→ REQUIREMENT:
Without including any images, reproduce each entry exactly.

[Structured figure records]
========================
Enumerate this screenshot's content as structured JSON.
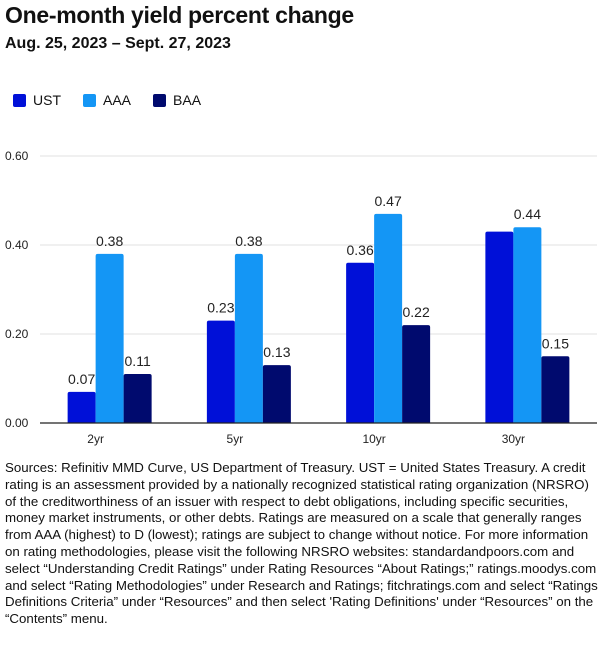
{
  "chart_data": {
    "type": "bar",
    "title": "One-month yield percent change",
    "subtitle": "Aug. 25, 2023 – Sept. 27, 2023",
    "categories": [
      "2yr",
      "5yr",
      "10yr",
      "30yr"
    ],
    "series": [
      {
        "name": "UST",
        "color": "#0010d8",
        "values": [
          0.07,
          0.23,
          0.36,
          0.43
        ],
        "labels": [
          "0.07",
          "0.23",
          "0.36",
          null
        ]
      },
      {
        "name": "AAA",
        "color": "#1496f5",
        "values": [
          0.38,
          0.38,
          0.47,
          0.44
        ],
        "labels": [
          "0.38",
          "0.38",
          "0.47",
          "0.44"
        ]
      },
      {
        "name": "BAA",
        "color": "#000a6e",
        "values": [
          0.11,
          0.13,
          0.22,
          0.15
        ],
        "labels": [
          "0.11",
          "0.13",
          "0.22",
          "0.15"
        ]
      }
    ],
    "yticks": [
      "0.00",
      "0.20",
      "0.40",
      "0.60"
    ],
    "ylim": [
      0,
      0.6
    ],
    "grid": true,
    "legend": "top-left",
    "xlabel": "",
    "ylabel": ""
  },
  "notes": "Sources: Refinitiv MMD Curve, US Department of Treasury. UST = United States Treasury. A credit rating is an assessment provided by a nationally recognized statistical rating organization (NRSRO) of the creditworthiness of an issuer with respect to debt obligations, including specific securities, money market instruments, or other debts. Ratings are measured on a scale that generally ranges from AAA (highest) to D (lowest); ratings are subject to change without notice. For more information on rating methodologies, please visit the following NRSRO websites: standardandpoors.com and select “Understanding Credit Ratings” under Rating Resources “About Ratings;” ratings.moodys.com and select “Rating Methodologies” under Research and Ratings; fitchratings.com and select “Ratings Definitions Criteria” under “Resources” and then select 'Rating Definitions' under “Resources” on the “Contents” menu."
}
========================
→ CORRECT OUTPUT:
Enumerate this screenshot's content as structured JSON.
{
  "chart_data": {
    "type": "bar",
    "title": "One-month yield percent change",
    "subtitle": "Aug. 25, 2023 – Sept. 27, 2023",
    "categories": [
      "2yr",
      "5yr",
      "10yr",
      "30yr"
    ],
    "series": [
      {
        "name": "UST",
        "color": "#0010d8",
        "values": [
          0.07,
          0.23,
          0.36,
          0.43
        ],
        "labels": [
          "0.07",
          "0.23",
          "0.36",
          null
        ]
      },
      {
        "name": "AAA",
        "color": "#1496f5",
        "values": [
          0.38,
          0.38,
          0.47,
          0.44
        ],
        "labels": [
          "0.38",
          "0.38",
          "0.47",
          "0.44"
        ]
      },
      {
        "name": "BAA",
        "color": "#000a6e",
        "values": [
          0.11,
          0.13,
          0.22,
          0.15
        ],
        "labels": [
          "0.11",
          "0.13",
          "0.22",
          "0.15"
        ]
      }
    ],
    "yticks": [
      "0.00",
      "0.20",
      "0.40",
      "0.60"
    ],
    "ylim": [
      0,
      0.6
    ],
    "grid": true,
    "legend": "top-left",
    "xlabel": "",
    "ylabel": ""
  },
  "notes": "Sources: Refinitiv MMD Curve, US Department of Treasury. UST = United States Treasury. A credit rating is an assessment provided by a nationally recognized statistical rating organization (NRSRO) of the creditworthiness of an issuer with respect to debt obligations, including specific securities, money market instruments, or other debts. Ratings are measured on a scale that generally ranges from AAA (highest) to D (lowest); ratings are subject to change without notice. For more information on rating methodologies, please visit the following NRSRO websites: standardandpoors.com and select “Understanding Credit Ratings” under Rating Resources “About Ratings;” ratings.moodys.com and select “Rating Methodologies” under Research and Ratings; fitchratings.com and select “Ratings Definitions Criteria” under “Resources” and then select 'Rating Definitions' under “Resources” on the “Contents” menu."
}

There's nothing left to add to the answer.